Given instruction — Wherever the word "Island" shows up in a line, please copy that line.

Information given —
━━━━

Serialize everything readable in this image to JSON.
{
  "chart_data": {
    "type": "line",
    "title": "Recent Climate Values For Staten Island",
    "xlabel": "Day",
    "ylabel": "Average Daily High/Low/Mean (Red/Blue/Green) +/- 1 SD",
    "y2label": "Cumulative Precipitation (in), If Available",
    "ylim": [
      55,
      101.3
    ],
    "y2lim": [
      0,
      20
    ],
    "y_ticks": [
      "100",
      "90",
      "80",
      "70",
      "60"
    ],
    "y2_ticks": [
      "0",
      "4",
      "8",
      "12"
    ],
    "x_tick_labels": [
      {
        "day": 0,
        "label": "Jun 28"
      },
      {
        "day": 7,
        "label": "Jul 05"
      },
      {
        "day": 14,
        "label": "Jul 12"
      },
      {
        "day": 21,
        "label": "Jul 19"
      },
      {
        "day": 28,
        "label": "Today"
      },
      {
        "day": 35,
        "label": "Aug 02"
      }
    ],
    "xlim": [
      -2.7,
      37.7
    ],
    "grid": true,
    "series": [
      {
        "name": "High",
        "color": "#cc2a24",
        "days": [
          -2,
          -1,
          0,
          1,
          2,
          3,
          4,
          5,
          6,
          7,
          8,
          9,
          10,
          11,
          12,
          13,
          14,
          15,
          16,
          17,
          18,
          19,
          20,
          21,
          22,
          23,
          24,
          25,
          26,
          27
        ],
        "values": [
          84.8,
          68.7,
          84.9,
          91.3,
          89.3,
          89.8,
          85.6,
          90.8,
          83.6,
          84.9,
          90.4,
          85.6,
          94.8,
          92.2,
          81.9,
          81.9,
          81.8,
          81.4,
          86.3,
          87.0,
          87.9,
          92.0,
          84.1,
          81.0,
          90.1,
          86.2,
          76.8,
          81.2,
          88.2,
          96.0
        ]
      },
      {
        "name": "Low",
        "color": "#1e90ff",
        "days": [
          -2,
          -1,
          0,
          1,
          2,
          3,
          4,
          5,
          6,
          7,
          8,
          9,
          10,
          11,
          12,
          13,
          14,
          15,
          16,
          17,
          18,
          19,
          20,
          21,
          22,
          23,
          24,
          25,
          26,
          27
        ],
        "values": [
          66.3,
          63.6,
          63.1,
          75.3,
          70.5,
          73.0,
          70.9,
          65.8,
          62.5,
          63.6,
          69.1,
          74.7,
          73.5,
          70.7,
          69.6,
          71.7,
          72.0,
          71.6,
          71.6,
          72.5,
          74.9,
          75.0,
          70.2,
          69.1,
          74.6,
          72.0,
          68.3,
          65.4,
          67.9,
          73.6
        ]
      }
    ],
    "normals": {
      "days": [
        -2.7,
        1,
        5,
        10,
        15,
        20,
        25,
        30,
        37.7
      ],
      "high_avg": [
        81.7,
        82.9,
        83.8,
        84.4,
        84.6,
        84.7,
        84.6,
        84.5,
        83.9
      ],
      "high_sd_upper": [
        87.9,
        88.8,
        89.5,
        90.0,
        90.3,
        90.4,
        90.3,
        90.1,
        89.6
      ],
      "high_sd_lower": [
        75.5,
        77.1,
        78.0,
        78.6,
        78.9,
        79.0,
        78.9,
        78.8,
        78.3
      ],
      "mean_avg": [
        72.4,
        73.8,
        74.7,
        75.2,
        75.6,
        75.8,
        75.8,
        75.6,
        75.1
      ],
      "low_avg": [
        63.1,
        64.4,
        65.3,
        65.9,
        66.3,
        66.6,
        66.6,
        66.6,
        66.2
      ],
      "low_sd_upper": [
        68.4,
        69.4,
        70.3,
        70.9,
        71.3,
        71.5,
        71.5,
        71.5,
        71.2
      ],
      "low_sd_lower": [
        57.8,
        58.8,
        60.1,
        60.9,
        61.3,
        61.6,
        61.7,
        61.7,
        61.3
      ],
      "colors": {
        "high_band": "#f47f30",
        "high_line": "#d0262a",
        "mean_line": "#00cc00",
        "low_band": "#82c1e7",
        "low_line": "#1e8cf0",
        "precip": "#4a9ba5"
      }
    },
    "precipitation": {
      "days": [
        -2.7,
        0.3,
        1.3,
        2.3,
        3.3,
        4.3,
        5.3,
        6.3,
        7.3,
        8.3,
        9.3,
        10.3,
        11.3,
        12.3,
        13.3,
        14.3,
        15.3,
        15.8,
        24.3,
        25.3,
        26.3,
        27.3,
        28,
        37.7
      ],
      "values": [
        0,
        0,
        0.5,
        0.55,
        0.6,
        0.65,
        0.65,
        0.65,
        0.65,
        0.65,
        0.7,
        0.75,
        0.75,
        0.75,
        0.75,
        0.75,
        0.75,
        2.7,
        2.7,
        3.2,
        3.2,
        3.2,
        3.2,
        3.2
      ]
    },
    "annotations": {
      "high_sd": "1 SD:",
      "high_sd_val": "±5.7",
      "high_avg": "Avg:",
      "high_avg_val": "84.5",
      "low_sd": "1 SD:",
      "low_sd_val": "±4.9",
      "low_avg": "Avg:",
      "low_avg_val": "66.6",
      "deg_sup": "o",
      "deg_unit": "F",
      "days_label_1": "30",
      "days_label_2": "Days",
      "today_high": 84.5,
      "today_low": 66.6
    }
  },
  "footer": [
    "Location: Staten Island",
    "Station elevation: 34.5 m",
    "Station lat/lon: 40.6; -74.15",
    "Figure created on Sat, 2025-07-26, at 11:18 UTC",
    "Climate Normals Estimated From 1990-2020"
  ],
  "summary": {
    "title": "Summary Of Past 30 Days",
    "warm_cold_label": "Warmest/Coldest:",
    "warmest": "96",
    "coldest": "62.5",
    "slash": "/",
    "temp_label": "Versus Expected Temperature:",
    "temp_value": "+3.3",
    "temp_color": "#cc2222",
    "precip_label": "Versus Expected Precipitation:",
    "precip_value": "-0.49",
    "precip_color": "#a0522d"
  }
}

━━━━

Problem solution —
    "title": "Recent Climate Values For Staten Island",
    "Location: Staten Island",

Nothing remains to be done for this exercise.